▶ Raw data
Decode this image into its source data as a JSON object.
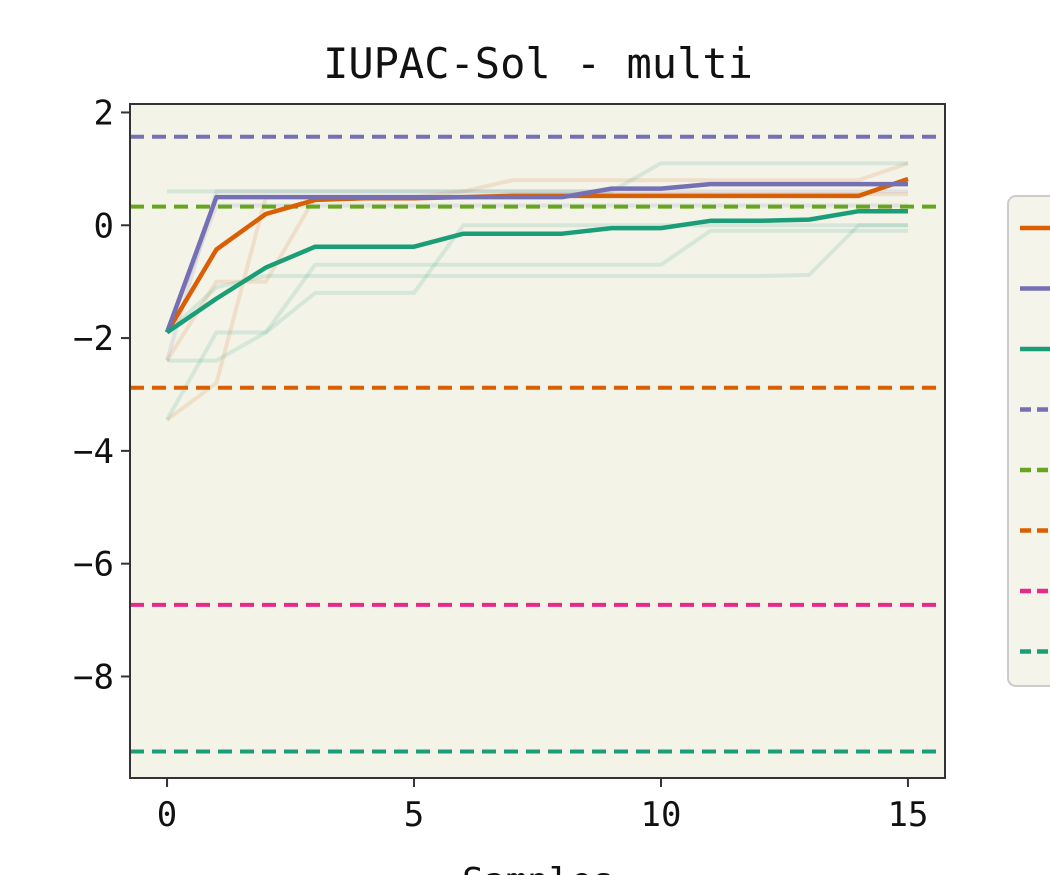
{
  "chart_data": {
    "type": "line",
    "title": "IUPAC-Sol - multi",
    "xlabel": "Samples",
    "ylabel": "",
    "xlim": [
      -0.75,
      15.75
    ],
    "ylim": [
      -9.8,
      2.15
    ],
    "xticks": [
      0,
      5,
      10,
      15
    ],
    "yticks": [
      2,
      0,
      -2,
      -4,
      -6,
      -8
    ],
    "tick_labels": {
      "x": [
        "0",
        "5",
        "10",
        "15"
      ],
      "y": [
        "2",
        "0",
        "−2",
        "−4",
        "−6",
        "−8"
      ]
    },
    "grid": false,
    "legend_position": "right, outside plot (clipped)",
    "background": "#f3f3e8",
    "colors": {
      "orange": "#d95f02",
      "purple": "#7570b3",
      "green": "#1b9e77",
      "lime": "#66a61e",
      "pink": "#e7298a"
    },
    "x": [
      0,
      1,
      2,
      3,
      4,
      5,
      6,
      7,
      8,
      9,
      10,
      11,
      12,
      13,
      14,
      15
    ],
    "series": [
      {
        "color": "#d95f02",
        "style": "solid",
        "values": [
          -1.9,
          -0.43,
          0.2,
          0.45,
          0.48,
          0.48,
          0.5,
          0.52,
          0.52,
          0.52,
          0.52,
          0.52,
          0.52,
          0.52,
          0.52,
          0.82
        ]
      },
      {
        "color": "#7570b3",
        "style": "solid",
        "values": [
          -1.9,
          0.5,
          0.5,
          0.5,
          0.5,
          0.5,
          0.5,
          0.5,
          0.5,
          0.65,
          0.65,
          0.73,
          0.73,
          0.73,
          0.73,
          0.73
        ]
      },
      {
        "color": "#1b9e77",
        "style": "solid",
        "values": [
          -1.9,
          -1.3,
          -0.75,
          -0.38,
          -0.38,
          -0.38,
          -0.15,
          -0.15,
          -0.15,
          -0.05,
          -0.05,
          0.08,
          0.08,
          0.1,
          0.25,
          0.25
        ]
      }
    ],
    "faint_series": [
      {
        "color": "#d95f02",
        "values": [
          -3.45,
          -2.8,
          0.5,
          0.5,
          0.5,
          0.5,
          0.6,
          0.8,
          0.8,
          0.8,
          0.8,
          0.8,
          0.8,
          0.8,
          0.8,
          1.1
        ]
      },
      {
        "color": "#d95f02",
        "values": [
          -2.4,
          -1.0,
          -1.0,
          0.5,
          0.5,
          0.5,
          0.5,
          0.55,
          0.55,
          0.55,
          0.55,
          0.55,
          0.55,
          0.55,
          0.55,
          0.55
        ]
      },
      {
        "color": "#7570b3",
        "values": [
          -2.4,
          0.6,
          0.6,
          0.6,
          0.6,
          0.6,
          0.6,
          0.6,
          0.6,
          0.6,
          0.6,
          0.6,
          0.6,
          0.6,
          0.6,
          0.6
        ]
      },
      {
        "color": "#7570b3",
        "values": [
          -1.9,
          0.35,
          0.35,
          0.35,
          0.35,
          0.35,
          0.35,
          0.35,
          0.35,
          0.35,
          0.35,
          0.35,
          0.35,
          0.35,
          0.35,
          0.35
        ]
      },
      {
        "color": "#1b9e77",
        "values": [
          -2.4,
          -2.4,
          -1.9,
          -0.7,
          -0.7,
          -0.7,
          -0.7,
          -0.7,
          -0.7,
          -0.7,
          -0.7,
          -0.1,
          -0.1,
          -0.1,
          -0.1,
          -0.1
        ]
      },
      {
        "color": "#1b9e77",
        "values": [
          -3.45,
          -1.9,
          -1.9,
          -1.2,
          -1.2,
          -1.2,
          0.0,
          0.0,
          0.0,
          0.0,
          0.0,
          0.0,
          0.0,
          0.0,
          0.0,
          0.0
        ]
      },
      {
        "color": "#1b9e77",
        "values": [
          -1.9,
          -1.1,
          -0.9,
          -0.9,
          -0.9,
          -0.9,
          -0.9,
          -0.9,
          -0.9,
          -0.9,
          -0.9,
          -0.9,
          -0.9,
          -0.88,
          0.0,
          0.0
        ]
      },
      {
        "color": "#1b9e77",
        "values": [
          0.6,
          0.6,
          0.6,
          0.6,
          0.6,
          0.6,
          0.6,
          0.6,
          0.6,
          0.6,
          1.1,
          1.1,
          1.1,
          1.1,
          1.1,
          1.1
        ]
      }
    ],
    "reference_lines": [
      {
        "color": "#7570b3",
        "value": 1.57
      },
      {
        "color": "#66a61e",
        "value": 0.33
      },
      {
        "color": "#d95f02",
        "value": -2.88
      },
      {
        "color": "#e7298a",
        "value": -6.73
      },
      {
        "color": "#1b9e77",
        "value": -9.33
      }
    ],
    "legend_entries": [
      {
        "color": "#d95f02",
        "style": "solid"
      },
      {
        "color": "#7570b3",
        "style": "solid"
      },
      {
        "color": "#1b9e77",
        "style": "solid"
      },
      {
        "color": "#7570b3",
        "style": "dashed"
      },
      {
        "color": "#66a61e",
        "style": "dashed"
      },
      {
        "color": "#d95f02",
        "style": "dashed"
      },
      {
        "color": "#e7298a",
        "style": "dashed"
      },
      {
        "color": "#1b9e77",
        "style": "dashed"
      }
    ]
  }
}
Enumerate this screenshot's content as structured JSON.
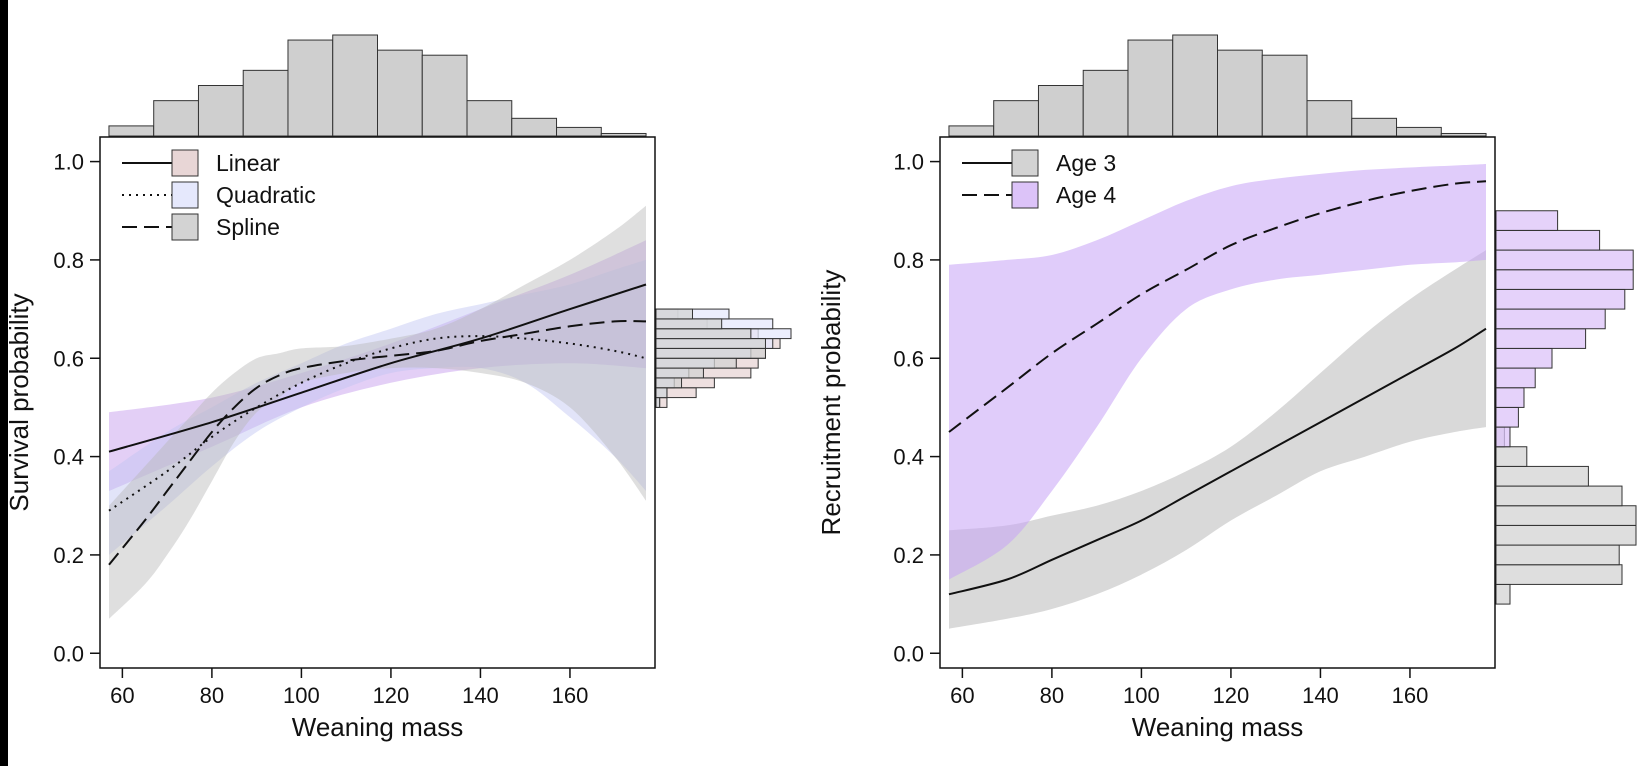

▶ Task brief
Copy every line above that includes the string "this".

▶ Exercise response
Decode this image into its source data as a JSON object.
Enumerate this screenshot's content as structured JSON.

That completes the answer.